======== Supplied material

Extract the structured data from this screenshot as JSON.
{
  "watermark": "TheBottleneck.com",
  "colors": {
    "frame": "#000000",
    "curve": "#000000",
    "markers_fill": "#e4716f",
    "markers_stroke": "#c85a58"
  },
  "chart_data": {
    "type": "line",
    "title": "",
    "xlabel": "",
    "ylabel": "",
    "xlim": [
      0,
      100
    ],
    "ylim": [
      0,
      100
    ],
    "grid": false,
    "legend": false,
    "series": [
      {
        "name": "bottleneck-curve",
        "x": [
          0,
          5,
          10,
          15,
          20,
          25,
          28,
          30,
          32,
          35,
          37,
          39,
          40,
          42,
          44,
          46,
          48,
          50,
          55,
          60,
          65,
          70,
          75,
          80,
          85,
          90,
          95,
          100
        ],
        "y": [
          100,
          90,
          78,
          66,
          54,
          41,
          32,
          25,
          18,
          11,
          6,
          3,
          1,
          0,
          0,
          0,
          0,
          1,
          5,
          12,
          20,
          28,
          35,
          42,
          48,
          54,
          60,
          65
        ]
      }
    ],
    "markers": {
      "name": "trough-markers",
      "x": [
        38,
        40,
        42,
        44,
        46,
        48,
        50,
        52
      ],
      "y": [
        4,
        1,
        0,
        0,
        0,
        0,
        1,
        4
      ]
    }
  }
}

================

- What you are asked to do -
Reproduce the records in full, exactly as written.

- Task result -
Extract the structured data from this screenshot as JSON.
{
  "watermark": "TheBottleneck.com",
  "colors": {
    "frame": "#000000",
    "curve": "#000000",
    "markers_fill": "#e4716f",
    "markers_stroke": "#c85a58"
  },
  "chart_data": {
    "type": "line",
    "title": "",
    "xlabel": "",
    "ylabel": "",
    "xlim": [
      0,
      100
    ],
    "ylim": [
      0,
      100
    ],
    "grid": false,
    "legend": false,
    "series": [
      {
        "name": "bottleneck-curve",
        "x": [
          0,
          5,
          10,
          15,
          20,
          25,
          28,
          30,
          32,
          35,
          37,
          39,
          40,
          42,
          44,
          46,
          48,
          50,
          55,
          60,
          65,
          70,
          75,
          80,
          85,
          90,
          95,
          100
        ],
        "y": [
          100,
          90,
          78,
          66,
          54,
          41,
          32,
          25,
          18,
          11,
          6,
          3,
          1,
          0,
          0,
          0,
          0,
          1,
          5,
          12,
          20,
          28,
          35,
          42,
          48,
          54,
          60,
          65
        ]
      }
    ],
    "markers": {
      "name": "trough-markers",
      "x": [
        38,
        40,
        42,
        44,
        46,
        48,
        50,
        52
      ],
      "y": [
        4,
        1,
        0,
        0,
        0,
        0,
        1,
        4
      ]
    }
  }
}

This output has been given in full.